What the task asks:
In full and without alteration, repeat the material.

—————

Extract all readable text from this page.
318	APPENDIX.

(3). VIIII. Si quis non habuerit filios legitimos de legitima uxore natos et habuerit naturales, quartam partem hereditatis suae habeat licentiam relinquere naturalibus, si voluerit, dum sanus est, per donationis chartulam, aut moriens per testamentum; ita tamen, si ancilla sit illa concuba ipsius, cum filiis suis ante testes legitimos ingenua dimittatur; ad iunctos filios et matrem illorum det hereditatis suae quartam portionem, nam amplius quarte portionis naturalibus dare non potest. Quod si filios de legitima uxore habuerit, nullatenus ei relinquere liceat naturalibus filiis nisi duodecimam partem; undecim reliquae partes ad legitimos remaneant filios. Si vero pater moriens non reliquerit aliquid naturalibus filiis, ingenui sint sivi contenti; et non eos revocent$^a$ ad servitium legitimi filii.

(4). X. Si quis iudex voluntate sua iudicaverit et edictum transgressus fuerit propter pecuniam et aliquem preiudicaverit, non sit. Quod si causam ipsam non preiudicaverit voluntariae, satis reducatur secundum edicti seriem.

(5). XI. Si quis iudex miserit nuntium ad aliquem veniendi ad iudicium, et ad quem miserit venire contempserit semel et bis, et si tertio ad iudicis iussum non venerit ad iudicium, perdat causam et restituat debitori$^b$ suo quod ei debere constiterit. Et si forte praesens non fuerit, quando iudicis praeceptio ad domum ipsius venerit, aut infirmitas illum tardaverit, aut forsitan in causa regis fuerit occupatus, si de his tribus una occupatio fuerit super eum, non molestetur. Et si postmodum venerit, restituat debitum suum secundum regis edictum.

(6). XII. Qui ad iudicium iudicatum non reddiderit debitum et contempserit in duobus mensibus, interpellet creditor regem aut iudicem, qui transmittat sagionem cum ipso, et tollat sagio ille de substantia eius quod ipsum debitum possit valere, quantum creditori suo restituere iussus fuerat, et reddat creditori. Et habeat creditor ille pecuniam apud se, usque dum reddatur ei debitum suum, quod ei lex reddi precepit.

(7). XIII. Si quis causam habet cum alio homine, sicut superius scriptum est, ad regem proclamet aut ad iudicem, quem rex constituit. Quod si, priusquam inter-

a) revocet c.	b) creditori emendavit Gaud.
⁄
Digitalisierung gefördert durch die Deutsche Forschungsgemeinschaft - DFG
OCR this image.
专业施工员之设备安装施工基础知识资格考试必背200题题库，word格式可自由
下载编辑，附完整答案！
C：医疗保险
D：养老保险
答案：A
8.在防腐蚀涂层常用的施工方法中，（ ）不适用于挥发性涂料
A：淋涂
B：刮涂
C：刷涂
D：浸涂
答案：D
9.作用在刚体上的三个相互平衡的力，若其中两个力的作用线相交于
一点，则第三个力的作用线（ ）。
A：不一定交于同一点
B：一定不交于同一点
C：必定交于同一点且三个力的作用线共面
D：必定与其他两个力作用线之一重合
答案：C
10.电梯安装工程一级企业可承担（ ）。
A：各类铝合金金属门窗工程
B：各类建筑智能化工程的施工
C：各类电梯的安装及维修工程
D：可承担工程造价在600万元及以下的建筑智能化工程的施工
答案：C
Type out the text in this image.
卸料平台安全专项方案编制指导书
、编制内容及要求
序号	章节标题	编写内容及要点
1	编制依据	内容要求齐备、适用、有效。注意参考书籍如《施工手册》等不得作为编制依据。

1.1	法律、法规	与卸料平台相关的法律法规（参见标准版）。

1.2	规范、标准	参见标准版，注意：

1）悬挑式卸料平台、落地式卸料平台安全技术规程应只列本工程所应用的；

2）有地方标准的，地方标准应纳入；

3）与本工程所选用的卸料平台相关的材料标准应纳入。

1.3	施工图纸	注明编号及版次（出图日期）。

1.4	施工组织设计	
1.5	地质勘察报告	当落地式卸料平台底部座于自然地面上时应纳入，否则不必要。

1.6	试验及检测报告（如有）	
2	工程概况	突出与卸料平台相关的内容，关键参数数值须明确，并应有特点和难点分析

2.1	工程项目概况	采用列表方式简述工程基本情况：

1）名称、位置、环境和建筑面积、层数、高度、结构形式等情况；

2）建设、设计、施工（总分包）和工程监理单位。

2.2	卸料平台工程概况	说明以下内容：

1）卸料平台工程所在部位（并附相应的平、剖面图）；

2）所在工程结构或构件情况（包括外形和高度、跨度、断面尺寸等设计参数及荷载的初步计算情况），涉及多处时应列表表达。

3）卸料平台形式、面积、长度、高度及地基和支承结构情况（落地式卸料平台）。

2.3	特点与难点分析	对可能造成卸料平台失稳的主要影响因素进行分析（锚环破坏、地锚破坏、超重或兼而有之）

—————

Finished task:
Extract all readable text from this page.
318	APPENDIX.

(3). VIIII. Si quis non habuerit filios legitimos de legitima uxore natos et habuerit naturales, quartam partem hereditatis suae habeat licentiam relinquere naturalibus, si voluerit, dum sanus est, per donationis chartulam, aut moriens per testamentum; ita tamen, si ancilla sit illa concuba ipsius, cum filiis suis ante testes legitimos ingenua dimittatur; ad iunctos filios et matrem illorum det hereditatis suae quartam portionem, nam amplius quarte portionis naturalibus dare non potest. Quod si filios de legitima uxore habuerit, nullatenus ei relinquere liceat naturalibus filiis nisi duodecimam partem; undecim reliquae partes ad legitimos remaneant filios. Si vero pater moriens non reliquerit aliquid naturalibus filiis, ingenui sint sivi contenti; et non eos revocent$^a$ ad servitium legitimi filii.

(4). X. Si quis iudex voluntate sua iudicaverit et edictum transgressus fuerit propter pecuniam et aliquem preiudicaverit, non sit. Quod si causam ipsam non preiudicaverit voluntariae, satis reducatur secundum edicti seriem.

(5). XI. Si quis iudex miserit nuntium ad aliquem veniendi ad iudicium, et ad quem miserit venire contempserit semel et bis, et si tertio ad iudicis iussum non venerit ad iudicium, perdat causam et restituat debitori$^b$ suo quod ei debere constiterit. Et si forte praesens non fuerit, quando iudicis praeceptio ad domum ipsius venerit, aut infirmitas illum tardaverit, aut forsitan in causa regis fuerit occupatus, si de his tribus una occupatio fuerit super eum, non molestetur. Et si postmodum venerit, restituat debitum suum secundum regis edictum.

(6). XII. Qui ad iudicium iudicatum non reddiderit debitum et contempserit in duobus mensibus, interpellet creditor regem aut iudicem, qui transmittat sagionem cum ipso, et tollat sagio ille de substantia eius quod ipsum debitum possit valere, quantum creditori suo restituere iussus fuerat, et reddat creditori. Et habeat creditor ille pecuniam apud se, usque dum reddatur ei debitum suum, quod ei lex reddi precepit.

(7). XIII. Si quis causam habet cum alio homine, sicut superius scriptum est, ad regem proclamet aut ad iudicem, quem rex constituit. Quod si, priusquam inter-

a) revocet c.	b) creditori emendavit Gaud.
⁄
Digitalisierung gefördert durch die Deutsche Forschungsgemeinschaft - DFG
OCR this image.
专业施工员之设备安装施工基础知识资格考试必背200题题库，word格式可自由
下载编辑，附完整答案！
C：医疗保险
D：养老保险
答案：A
8.在防腐蚀涂层常用的施工方法中，（ ）不适用于挥发性涂料
A：淋涂
B：刮涂
C：刷涂
D：浸涂
答案：D
9.作用在刚体上的三个相互平衡的力，若其中两个力的作用线相交于
一点，则第三个力的作用线（ ）。
A：不一定交于同一点
B：一定不交于同一点
C：必定交于同一点且三个力的作用线共面
D：必定与其他两个力作用线之一重合
答案：C
10.电梯安装工程一级企业可承担（ ）。
A：各类铝合金金属门窗工程
B：各类建筑智能化工程的施工
C：各类电梯的安装及维修工程
D：可承担工程造价在600万元及以下的建筑智能化工程的施工
答案：C
Type out the text in this image.
卸料平台安全专项方案编制指导书
、编制内容及要求
序号	章节标题	编写内容及要点
1	编制依据	内容要求齐备、适用、有效。注意参考书籍如《施工手册》等不得作为编制依据。

1.1	法律、法规	与卸料平台相关的法律法规（参见标准版）。

1.2	规范、标准	参见标准版，注意：

1）悬挑式卸料平台、落地式卸料平台安全技术规程应只列本工程所应用的；

2）有地方标准的，地方标准应纳入；

3）与本工程所选用的卸料平台相关的材料标准应纳入。

1.3	施工图纸	注明编号及版次（出图日期）。

1.4	施工组织设计	
1.5	地质勘察报告	当落地式卸料平台底部座于自然地面上时应纳入，否则不必要。

1.6	试验及检测报告（如有）	
2	工程概况	突出与卸料平台相关的内容，关键参数数值须明确，并应有特点和难点分析

2.1	工程项目概况	采用列表方式简述工程基本情况：

1）名称、位置、环境和建筑面积、层数、高度、结构形式等情况；

2）建设、设计、施工（总分包）和工程监理单位。

2.2	卸料平台工程概况	说明以下内容：

1）卸料平台工程所在部位（并附相应的平、剖面图）；

2）所在工程结构或构件情况（包括外形和高度、跨度、断面尺寸等设计参数及荷载的初步计算情况），涉及多处时应列表表达。

3）卸料平台形式、面积、长度、高度及地基和支承结构情况（落地式卸料平台）。

2.3	特点与难点分析	对可能造成卸料平台失稳的主要影响因素进行分析（锚环破坏、地锚破坏、超重或兼而有之）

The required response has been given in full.